_Recorded data:_
>> Start

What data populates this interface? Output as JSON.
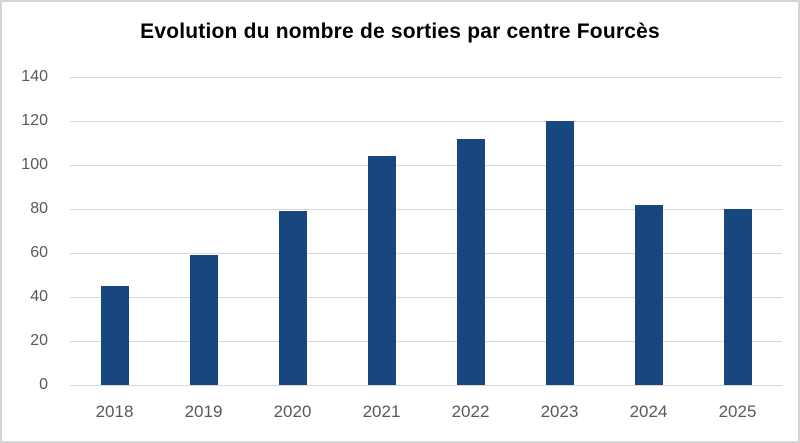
{
  "window": {
    "background": "#ffffff",
    "border_color": "#d6d6d6"
  },
  "chart_data": {
    "type": "bar",
    "title": "Evolution du nombre de sorties par centre Fourcès",
    "categories": [
      "2018",
      "2019",
      "2020",
      "2021",
      "2022",
      "2023",
      "2024",
      "2025"
    ],
    "values": [
      45,
      59,
      79,
      104,
      112,
      120,
      82,
      80
    ],
    "xlabel": "",
    "ylabel": "",
    "ylim": [
      0,
      140
    ],
    "ytick_step": 20,
    "ytick_labels": [
      "0",
      "20",
      "40",
      "60",
      "80",
      "100",
      "120",
      "140"
    ],
    "grid": "horizontal",
    "legend": "none",
    "colors": {
      "bar": "#17477E",
      "gridline": "#D9D9D9",
      "tick_label": "#595959",
      "title": "#000000"
    }
  }
}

>> End

_The exercise:_ From the entries above, select each line containing the string "title".

_Task result:_
    "title": "Evolution du nombre de sorties par centre Fourcès",
      "title": "#000000"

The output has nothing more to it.